> _What this task involves_: Give all of the lines again exactly as they read.

> _Figure record listings_:

start

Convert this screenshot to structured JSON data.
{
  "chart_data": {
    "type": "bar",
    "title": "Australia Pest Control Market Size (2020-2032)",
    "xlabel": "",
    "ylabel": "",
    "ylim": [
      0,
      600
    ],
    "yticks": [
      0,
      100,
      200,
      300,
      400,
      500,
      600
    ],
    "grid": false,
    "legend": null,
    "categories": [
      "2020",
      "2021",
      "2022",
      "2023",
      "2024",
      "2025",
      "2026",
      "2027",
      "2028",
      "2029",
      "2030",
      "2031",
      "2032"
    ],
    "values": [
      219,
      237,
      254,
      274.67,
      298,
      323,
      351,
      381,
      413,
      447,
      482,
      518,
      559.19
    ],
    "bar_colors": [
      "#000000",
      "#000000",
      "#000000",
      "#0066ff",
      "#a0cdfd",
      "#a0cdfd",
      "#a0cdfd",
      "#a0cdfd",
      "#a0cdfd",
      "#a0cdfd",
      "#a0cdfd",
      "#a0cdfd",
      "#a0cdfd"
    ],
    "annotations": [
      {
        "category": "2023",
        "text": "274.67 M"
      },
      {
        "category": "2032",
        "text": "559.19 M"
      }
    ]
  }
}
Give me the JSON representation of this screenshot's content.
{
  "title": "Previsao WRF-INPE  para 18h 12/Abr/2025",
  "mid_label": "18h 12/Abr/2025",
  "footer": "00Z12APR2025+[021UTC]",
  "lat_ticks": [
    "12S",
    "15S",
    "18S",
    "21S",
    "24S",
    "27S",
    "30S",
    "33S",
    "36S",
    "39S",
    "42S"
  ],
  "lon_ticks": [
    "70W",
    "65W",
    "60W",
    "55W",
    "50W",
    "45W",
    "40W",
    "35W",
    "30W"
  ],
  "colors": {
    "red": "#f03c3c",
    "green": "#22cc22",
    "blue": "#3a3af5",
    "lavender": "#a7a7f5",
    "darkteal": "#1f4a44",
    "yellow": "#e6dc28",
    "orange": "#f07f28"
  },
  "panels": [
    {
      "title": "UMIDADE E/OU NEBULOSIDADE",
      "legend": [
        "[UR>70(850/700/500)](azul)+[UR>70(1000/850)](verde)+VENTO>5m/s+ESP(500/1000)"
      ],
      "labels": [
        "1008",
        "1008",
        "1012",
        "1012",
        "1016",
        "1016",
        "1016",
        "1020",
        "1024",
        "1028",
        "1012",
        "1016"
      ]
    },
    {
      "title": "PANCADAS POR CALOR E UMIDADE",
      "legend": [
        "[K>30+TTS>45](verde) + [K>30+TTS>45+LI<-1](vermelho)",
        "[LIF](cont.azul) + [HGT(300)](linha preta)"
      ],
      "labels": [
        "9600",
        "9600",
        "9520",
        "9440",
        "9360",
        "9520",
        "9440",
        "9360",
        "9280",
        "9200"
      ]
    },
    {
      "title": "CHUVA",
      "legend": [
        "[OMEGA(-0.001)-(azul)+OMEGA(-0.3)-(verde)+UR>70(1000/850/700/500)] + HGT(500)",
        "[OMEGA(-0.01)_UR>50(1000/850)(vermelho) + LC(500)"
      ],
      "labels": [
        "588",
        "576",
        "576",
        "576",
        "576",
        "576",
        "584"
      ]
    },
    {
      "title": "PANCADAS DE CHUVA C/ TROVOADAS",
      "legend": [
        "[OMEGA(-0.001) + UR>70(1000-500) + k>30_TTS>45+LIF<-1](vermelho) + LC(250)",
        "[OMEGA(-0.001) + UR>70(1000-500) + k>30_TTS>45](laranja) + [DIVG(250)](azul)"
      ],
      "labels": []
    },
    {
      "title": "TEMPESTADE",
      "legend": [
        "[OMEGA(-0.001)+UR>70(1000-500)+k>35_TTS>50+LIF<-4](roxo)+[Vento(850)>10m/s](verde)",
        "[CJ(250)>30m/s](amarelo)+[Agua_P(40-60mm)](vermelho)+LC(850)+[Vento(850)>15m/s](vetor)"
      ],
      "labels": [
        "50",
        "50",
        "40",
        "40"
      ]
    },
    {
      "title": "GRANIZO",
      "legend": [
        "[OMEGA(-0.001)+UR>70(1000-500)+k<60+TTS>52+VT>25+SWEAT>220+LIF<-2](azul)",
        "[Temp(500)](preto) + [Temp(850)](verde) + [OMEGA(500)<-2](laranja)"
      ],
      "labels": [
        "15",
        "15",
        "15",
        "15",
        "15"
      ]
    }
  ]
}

end

> _Final result_:
Convert this screenshot to structured JSON data.
{
  "chart_data": {
    "type": "bar",
    "title": "Australia Pest Control Market Size (2020-2032)",
    "xlabel": "",
    "ylabel": "",
    "ylim": [
      0,
      600
    ],
    "yticks": [
      0,
      100,
      200,
      300,
      400,
      500,
      600
    ],
    "grid": false,
    "legend": null,
    "categories": [
      "2020",
      "2021",
      "2022",
      "2023",
      "2024",
      "2025",
      "2026",
      "2027",
      "2028",
      "2029",
      "2030",
      "2031",
      "2032"
    ],
    "values": [
      219,
      237,
      254,
      274.67,
      298,
      323,
      351,
      381,
      413,
      447,
      482,
      518,
      559.19
    ],
    "bar_colors": [
      "#000000",
      "#000000",
      "#000000",
      "#0066ff",
      "#a0cdfd",
      "#a0cdfd",
      "#a0cdfd",
      "#a0cdfd",
      "#a0cdfd",
      "#a0cdfd",
      "#a0cdfd",
      "#a0cdfd",
      "#a0cdfd"
    ],
    "annotations": [
      {
        "category": "2023",
        "text": "274.67 M"
      },
      {
        "category": "2032",
        "text": "559.19 M"
      }
    ]
  }
}
Give me the JSON representation of this screenshot's content.
{
  "title": "Previsao WRF-INPE  para 18h 12/Abr/2025",
  "mid_label": "18h 12/Abr/2025",
  "footer": "00Z12APR2025+[021UTC]",
  "lat_ticks": [
    "12S",
    "15S",
    "18S",
    "21S",
    "24S",
    "27S",
    "30S",
    "33S",
    "36S",
    "39S",
    "42S"
  ],
  "lon_ticks": [
    "70W",
    "65W",
    "60W",
    "55W",
    "50W",
    "45W",
    "40W",
    "35W",
    "30W"
  ],
  "colors": {
    "red": "#f03c3c",
    "green": "#22cc22",
    "blue": "#3a3af5",
    "lavender": "#a7a7f5",
    "darkteal": "#1f4a44",
    "yellow": "#e6dc28",
    "orange": "#f07f28"
  },
  "panels": [
    {
      "title": "UMIDADE E/OU NEBULOSIDADE",
      "legend": [
        "[UR>70(850/700/500)](azul)+[UR>70(1000/850)](verde)+VENTO>5m/s+ESP(500/1000)"
      ],
      "labels": [
        "1008",
        "1008",
        "1012",
        "1012",
        "1016",
        "1016",
        "1016",
        "1020",
        "1024",
        "1028",
        "1012",
        "1016"
      ]
    },
    {
      "title": "PANCADAS POR CALOR E UMIDADE",
      "legend": [
        "[K>30+TTS>45](verde) + [K>30+TTS>45+LI<-1](vermelho)",
        "[LIF](cont.azul) + [HGT(300)](linha preta)"
      ],
      "labels": [
        "9600",
        "9600",
        "9520",
        "9440",
        "9360",
        "9520",
        "9440",
        "9360",
        "9280",
        "9200"
      ]
    },
    {
      "title": "CHUVA",
      "legend": [
        "[OMEGA(-0.001)-(azul)+OMEGA(-0.3)-(verde)+UR>70(1000/850/700/500)] + HGT(500)",
        "[OMEGA(-0.01)_UR>50(1000/850)(vermelho) + LC(500)"
      ],
      "labels": [
        "588",
        "576",
        "576",
        "576",
        "576",
        "576",
        "584"
      ]
    },
    {
      "title": "PANCADAS DE CHUVA C/ TROVOADAS",
      "legend": [
        "[OMEGA(-0.001) + UR>70(1000-500) + k>30_TTS>45+LIF<-1](vermelho) + LC(250)",
        "[OMEGA(-0.001) + UR>70(1000-500) + k>30_TTS>45](laranja) + [DIVG(250)](azul)"
      ],
      "labels": []
    },
    {
      "title": "TEMPESTADE",
      "legend": [
        "[OMEGA(-0.001)+UR>70(1000-500)+k>35_TTS>50+LIF<-4](roxo)+[Vento(850)>10m/s](verde)",
        "[CJ(250)>30m/s](amarelo)+[Agua_P(40-60mm)](vermelho)+LC(850)+[Vento(850)>15m/s](vetor)"
      ],
      "labels": [
        "50",
        "50",
        "40",
        "40"
      ]
    },
    {
      "title": "GRANIZO",
      "legend": [
        "[OMEGA(-0.001)+UR>70(1000-500)+k<60+TTS>52+VT>25+SWEAT>220+LIF<-2](azul)",
        "[Temp(500)](preto) + [Temp(850)](verde) + [OMEGA(500)<-2](laranja)"
      ],
      "labels": [
        "15",
        "15",
        "15",
        "15",
        "15"
      ]
    }
  ]
}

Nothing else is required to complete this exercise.